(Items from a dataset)
+---+
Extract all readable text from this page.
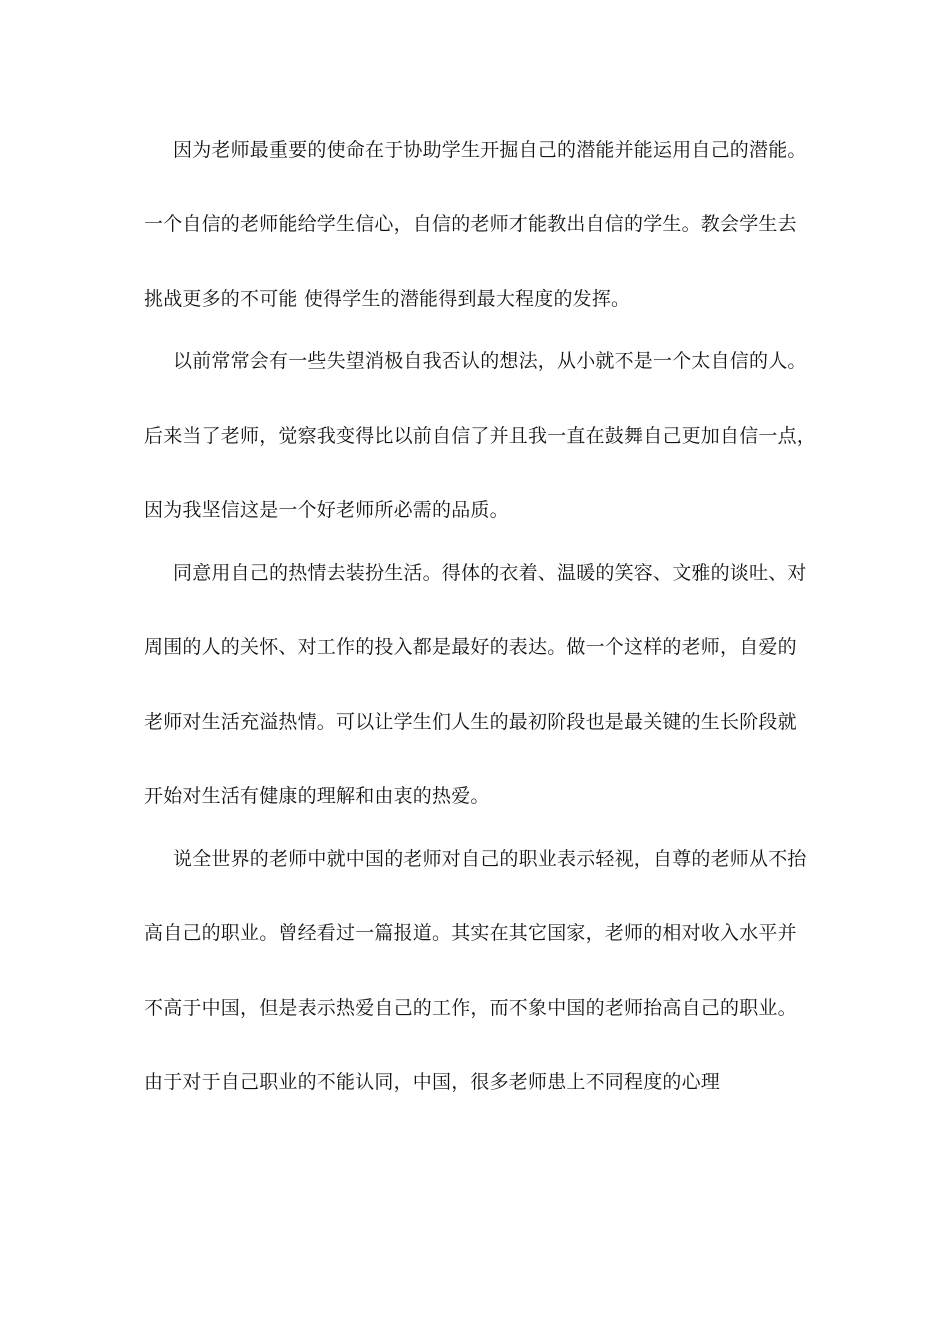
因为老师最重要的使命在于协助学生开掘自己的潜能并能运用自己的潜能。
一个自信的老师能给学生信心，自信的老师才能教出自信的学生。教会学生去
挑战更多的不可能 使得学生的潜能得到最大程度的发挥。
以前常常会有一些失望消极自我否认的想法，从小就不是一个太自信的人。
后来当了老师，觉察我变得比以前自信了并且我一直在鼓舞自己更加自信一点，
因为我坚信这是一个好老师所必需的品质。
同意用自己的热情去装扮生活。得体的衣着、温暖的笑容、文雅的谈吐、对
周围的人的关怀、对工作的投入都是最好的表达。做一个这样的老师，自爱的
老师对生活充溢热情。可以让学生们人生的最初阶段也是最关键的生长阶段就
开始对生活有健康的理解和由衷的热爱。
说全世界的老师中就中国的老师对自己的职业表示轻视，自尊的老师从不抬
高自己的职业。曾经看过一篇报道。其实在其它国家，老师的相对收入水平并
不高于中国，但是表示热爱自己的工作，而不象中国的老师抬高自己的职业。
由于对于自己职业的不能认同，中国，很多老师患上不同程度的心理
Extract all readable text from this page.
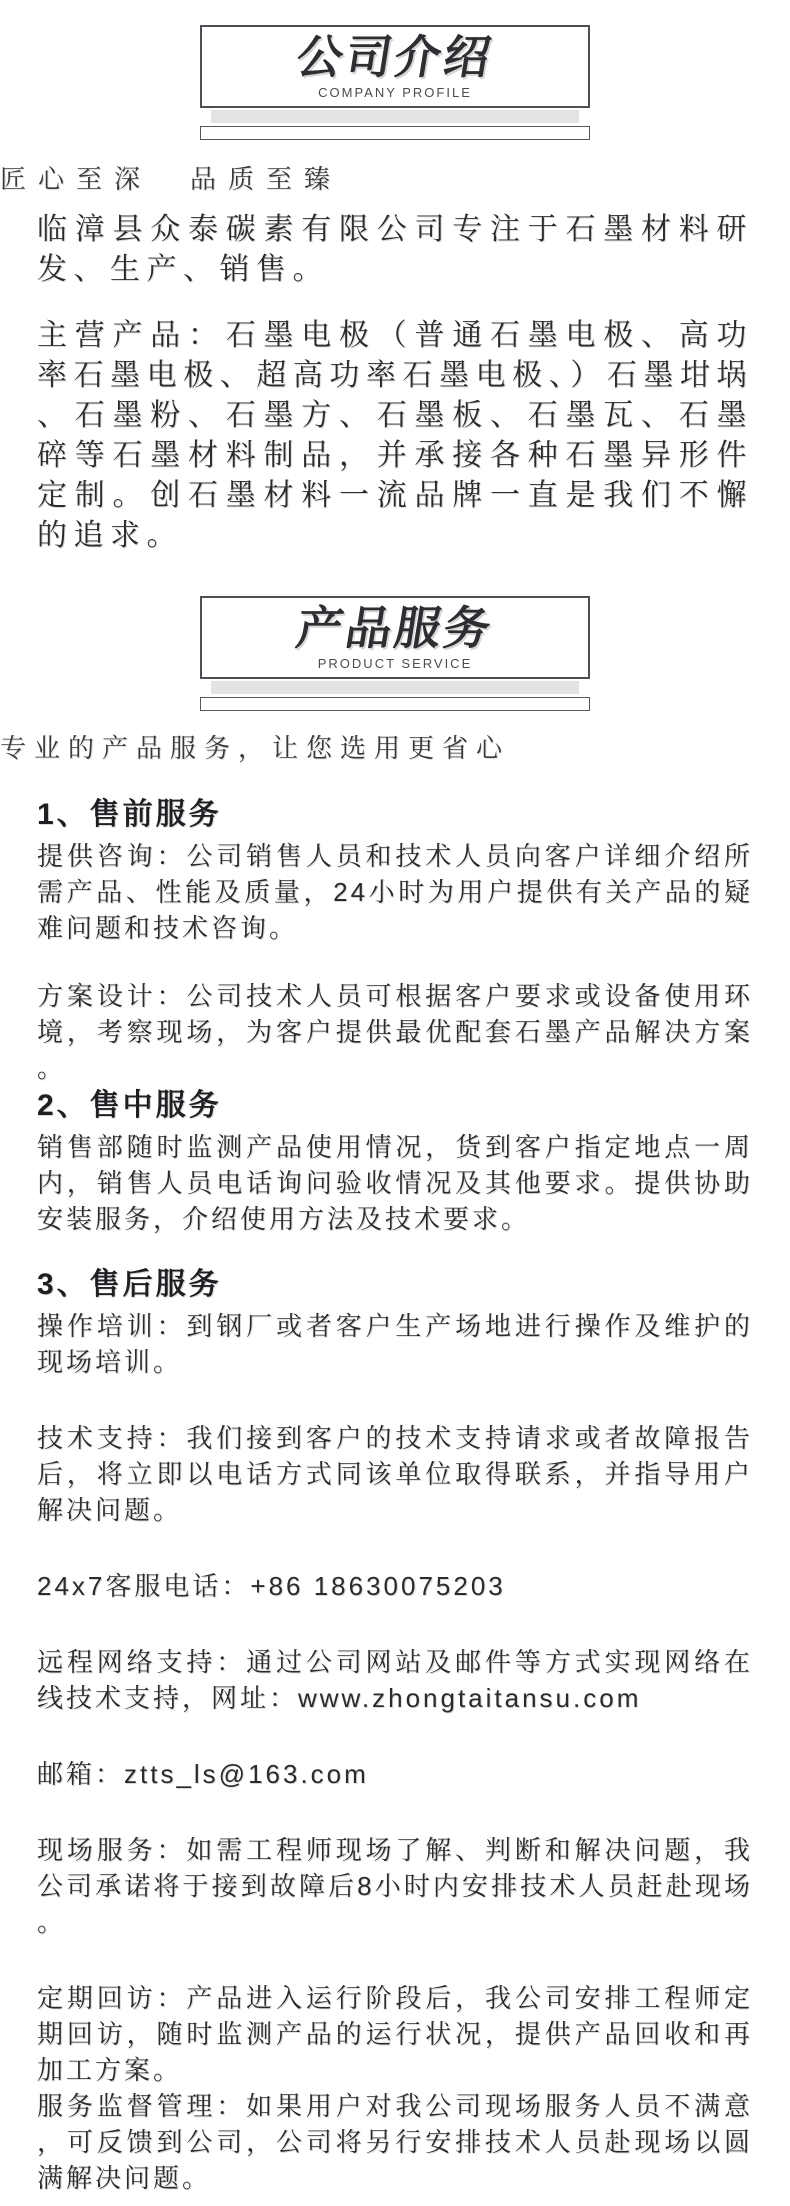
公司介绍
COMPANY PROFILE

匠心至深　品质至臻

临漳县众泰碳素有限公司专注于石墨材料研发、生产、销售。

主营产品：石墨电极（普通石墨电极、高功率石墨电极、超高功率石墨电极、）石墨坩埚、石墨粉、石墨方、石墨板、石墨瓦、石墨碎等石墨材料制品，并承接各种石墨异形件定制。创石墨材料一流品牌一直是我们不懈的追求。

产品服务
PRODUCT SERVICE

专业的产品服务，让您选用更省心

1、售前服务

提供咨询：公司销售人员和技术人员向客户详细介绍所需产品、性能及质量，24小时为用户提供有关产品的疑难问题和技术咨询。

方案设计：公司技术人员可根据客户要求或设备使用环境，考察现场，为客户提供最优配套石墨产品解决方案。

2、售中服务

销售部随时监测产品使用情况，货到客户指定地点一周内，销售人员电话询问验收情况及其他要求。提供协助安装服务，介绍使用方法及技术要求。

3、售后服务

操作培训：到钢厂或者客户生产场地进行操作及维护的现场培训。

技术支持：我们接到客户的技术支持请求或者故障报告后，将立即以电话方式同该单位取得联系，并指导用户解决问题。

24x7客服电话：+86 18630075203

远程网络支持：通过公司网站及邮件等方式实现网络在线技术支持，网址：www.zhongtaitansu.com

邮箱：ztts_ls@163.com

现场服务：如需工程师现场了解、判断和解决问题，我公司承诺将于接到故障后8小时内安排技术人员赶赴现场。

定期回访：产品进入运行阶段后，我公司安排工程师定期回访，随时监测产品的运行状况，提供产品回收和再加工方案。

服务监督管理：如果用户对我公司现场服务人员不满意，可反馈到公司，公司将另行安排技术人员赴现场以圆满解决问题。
+---+
## WORK TO COMPLETE
Exclude the pictures and transcribe all of the entries exactly.

## EXPECTED ANSWER
Extract all readable text from this page.
因为老师最重要的使命在于协助学生开掘自己的潜能并能运用自己的潜能。
一个自信的老师能给学生信心，自信的老师才能教出自信的学生。教会学生去
挑战更多的不可能 使得学生的潜能得到最大程度的发挥。
以前常常会有一些失望消极自我否认的想法，从小就不是一个太自信的人。
后来当了老师，觉察我变得比以前自信了并且我一直在鼓舞自己更加自信一点，
因为我坚信这是一个好老师所必需的品质。
同意用自己的热情去装扮生活。得体的衣着、温暖的笑容、文雅的谈吐、对
周围的人的关怀、对工作的投入都是最好的表达。做一个这样的老师，自爱的
老师对生活充溢热情。可以让学生们人生的最初阶段也是最关键的生长阶段就
开始对生活有健康的理解和由衷的热爱。
说全世界的老师中就中国的老师对自己的职业表示轻视，自尊的老师从不抬
高自己的职业。曾经看过一篇报道。其实在其它国家，老师的相对收入水平并
不高于中国，但是表示热爱自己的工作，而不象中国的老师抬高自己的职业。
由于对于自己职业的不能认同，中国，很多老师患上不同程度的心理
Extract all readable text from this page.
公司介绍
COMPANY PROFILE

匠心至深　品质至臻

临漳县众泰碳素有限公司专注于石墨材料研发、生产、销售。

主营产品：石墨电极（普通石墨电极、高功率石墨电极、超高功率石墨电极、）石墨坩埚、石墨粉、石墨方、石墨板、石墨瓦、石墨碎等石墨材料制品，并承接各种石墨异形件定制。创石墨材料一流品牌一直是我们不懈的追求。

产品服务
PRODUCT SERVICE

专业的产品服务，让您选用更省心

1、售前服务

提供咨询：公司销售人员和技术人员向客户详细介绍所需产品、性能及质量，24小时为用户提供有关产品的疑难问题和技术咨询。

方案设计：公司技术人员可根据客户要求或设备使用环境，考察现场，为客户提供最优配套石墨产品解决方案。

2、售中服务

销售部随时监测产品使用情况，货到客户指定地点一周内，销售人员电话询问验收情况及其他要求。提供协助安装服务，介绍使用方法及技术要求。

3、售后服务

操作培训：到钢厂或者客户生产场地进行操作及维护的现场培训。

技术支持：我们接到客户的技术支持请求或者故障报告后，将立即以电话方式同该单位取得联系，并指导用户解决问题。

24x7客服电话：+86 18630075203

远程网络支持：通过公司网站及邮件等方式实现网络在线技术支持，网址：www.zhongtaitansu.com

邮箱：ztts_ls@163.com

现场服务：如需工程师现场了解、判断和解决问题，我公司承诺将于接到故障后8小时内安排技术人员赶赴现场。

定期回访：产品进入运行阶段后，我公司安排工程师定期回访，随时监测产品的运行状况，提供产品回收和再加工方案。

服务监督管理：如果用户对我公司现场服务人员不满意，可反馈到公司，公司将另行安排技术人员赴现场以圆满解决问题。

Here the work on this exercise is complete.